* TASK TO CARRY OUT *
Take every line where the string "title" appears and copy it.

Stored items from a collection
--- begin ---

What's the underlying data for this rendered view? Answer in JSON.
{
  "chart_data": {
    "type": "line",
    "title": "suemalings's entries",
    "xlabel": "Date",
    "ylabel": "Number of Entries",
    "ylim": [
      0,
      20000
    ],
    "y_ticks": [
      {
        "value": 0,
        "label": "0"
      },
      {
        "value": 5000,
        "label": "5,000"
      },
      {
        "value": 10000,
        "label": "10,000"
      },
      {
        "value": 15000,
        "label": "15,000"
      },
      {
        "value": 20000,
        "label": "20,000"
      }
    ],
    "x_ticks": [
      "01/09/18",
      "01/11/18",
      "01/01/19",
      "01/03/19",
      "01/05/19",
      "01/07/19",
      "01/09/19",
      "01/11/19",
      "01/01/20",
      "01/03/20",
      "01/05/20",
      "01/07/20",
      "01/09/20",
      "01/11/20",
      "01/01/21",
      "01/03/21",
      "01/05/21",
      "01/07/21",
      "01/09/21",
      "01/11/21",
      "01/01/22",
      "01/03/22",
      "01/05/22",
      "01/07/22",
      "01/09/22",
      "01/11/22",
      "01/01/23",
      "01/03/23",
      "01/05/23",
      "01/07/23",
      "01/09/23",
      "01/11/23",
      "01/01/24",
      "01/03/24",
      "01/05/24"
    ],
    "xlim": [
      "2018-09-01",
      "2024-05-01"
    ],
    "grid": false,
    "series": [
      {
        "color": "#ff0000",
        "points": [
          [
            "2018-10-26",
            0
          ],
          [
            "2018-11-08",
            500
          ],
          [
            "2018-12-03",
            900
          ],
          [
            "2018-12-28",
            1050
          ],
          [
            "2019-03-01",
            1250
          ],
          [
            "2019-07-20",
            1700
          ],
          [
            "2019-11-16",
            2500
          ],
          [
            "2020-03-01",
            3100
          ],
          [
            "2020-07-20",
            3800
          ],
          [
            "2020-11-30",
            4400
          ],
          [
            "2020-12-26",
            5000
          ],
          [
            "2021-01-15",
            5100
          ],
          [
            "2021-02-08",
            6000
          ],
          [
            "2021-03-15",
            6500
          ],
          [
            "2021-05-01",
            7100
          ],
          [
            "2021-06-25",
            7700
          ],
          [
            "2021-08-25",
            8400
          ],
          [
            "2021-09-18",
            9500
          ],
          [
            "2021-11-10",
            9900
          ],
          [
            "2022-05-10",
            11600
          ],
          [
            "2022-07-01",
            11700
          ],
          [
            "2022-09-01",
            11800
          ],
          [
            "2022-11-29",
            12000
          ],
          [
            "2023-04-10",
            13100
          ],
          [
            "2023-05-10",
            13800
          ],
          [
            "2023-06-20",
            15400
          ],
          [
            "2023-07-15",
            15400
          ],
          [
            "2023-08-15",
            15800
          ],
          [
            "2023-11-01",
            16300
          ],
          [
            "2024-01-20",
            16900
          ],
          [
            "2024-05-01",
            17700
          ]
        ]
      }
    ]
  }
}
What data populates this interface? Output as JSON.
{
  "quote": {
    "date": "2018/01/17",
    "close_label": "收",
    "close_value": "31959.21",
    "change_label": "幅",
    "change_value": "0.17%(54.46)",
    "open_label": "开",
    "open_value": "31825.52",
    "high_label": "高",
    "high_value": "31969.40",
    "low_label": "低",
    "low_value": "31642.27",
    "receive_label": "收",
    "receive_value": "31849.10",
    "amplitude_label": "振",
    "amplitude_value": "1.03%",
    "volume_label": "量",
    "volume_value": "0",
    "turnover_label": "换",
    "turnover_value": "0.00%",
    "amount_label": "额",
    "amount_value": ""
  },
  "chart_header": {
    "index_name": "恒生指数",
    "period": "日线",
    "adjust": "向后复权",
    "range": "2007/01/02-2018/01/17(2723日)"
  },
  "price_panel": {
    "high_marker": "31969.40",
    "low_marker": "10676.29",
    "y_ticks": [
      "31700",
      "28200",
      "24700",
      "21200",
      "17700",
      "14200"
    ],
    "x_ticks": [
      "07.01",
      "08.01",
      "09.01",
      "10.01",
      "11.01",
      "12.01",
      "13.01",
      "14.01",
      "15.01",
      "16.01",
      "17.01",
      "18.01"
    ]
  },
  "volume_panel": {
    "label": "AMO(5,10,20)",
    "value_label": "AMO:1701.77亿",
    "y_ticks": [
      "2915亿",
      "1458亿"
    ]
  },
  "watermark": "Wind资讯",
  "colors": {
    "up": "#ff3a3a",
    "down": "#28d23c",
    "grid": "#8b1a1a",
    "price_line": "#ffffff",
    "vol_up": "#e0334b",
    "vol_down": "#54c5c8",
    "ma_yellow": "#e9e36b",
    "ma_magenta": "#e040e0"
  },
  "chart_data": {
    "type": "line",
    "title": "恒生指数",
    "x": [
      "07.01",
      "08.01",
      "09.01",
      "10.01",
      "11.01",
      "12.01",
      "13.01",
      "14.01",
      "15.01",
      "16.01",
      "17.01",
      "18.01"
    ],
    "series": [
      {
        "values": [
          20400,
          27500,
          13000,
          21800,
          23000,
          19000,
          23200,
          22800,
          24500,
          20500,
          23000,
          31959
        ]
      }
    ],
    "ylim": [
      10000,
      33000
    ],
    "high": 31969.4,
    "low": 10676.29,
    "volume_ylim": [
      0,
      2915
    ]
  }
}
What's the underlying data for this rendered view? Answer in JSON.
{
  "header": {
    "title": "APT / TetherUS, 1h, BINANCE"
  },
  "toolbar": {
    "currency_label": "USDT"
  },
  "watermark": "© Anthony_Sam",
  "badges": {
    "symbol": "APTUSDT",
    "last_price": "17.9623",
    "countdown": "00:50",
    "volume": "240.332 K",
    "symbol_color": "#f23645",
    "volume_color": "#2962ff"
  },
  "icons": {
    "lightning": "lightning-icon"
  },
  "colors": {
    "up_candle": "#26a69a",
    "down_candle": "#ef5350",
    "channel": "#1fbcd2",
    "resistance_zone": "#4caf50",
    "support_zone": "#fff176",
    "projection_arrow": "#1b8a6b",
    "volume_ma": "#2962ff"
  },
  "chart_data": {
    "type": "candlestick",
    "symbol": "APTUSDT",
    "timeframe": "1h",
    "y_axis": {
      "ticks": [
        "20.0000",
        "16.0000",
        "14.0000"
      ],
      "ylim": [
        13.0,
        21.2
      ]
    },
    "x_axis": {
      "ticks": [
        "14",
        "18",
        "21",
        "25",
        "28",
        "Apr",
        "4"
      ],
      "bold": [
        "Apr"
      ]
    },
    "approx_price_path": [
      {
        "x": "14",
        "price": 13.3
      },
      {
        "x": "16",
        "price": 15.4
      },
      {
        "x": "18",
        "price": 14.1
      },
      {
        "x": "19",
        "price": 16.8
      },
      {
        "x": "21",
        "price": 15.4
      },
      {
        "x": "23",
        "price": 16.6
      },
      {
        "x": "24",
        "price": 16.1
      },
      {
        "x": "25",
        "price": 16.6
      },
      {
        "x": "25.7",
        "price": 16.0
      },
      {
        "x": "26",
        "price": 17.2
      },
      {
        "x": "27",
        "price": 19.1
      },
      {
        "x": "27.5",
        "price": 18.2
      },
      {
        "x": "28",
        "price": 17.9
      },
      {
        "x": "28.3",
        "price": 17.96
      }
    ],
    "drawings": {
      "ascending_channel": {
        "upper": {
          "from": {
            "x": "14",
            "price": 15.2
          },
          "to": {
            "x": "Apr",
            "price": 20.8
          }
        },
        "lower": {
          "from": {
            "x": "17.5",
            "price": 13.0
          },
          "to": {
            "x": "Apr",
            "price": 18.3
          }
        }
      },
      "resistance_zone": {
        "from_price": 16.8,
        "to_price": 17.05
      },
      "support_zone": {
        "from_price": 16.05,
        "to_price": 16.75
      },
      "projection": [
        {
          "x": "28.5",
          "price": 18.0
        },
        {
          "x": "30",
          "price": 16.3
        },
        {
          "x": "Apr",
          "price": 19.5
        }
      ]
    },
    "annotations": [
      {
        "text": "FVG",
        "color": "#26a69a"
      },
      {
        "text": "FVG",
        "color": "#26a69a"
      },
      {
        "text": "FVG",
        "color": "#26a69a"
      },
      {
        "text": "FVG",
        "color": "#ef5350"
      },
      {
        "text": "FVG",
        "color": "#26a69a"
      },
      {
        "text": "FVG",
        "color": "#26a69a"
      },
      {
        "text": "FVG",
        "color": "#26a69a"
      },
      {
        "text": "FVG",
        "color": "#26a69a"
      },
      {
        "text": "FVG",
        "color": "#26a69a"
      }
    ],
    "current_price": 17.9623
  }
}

--- end ---

* RESULT OF THIS TASK *
    "title": "suemalings's entries",
    "title": "恒生指数",
    "title": "APT / TetherUS, 1h, BINANCE"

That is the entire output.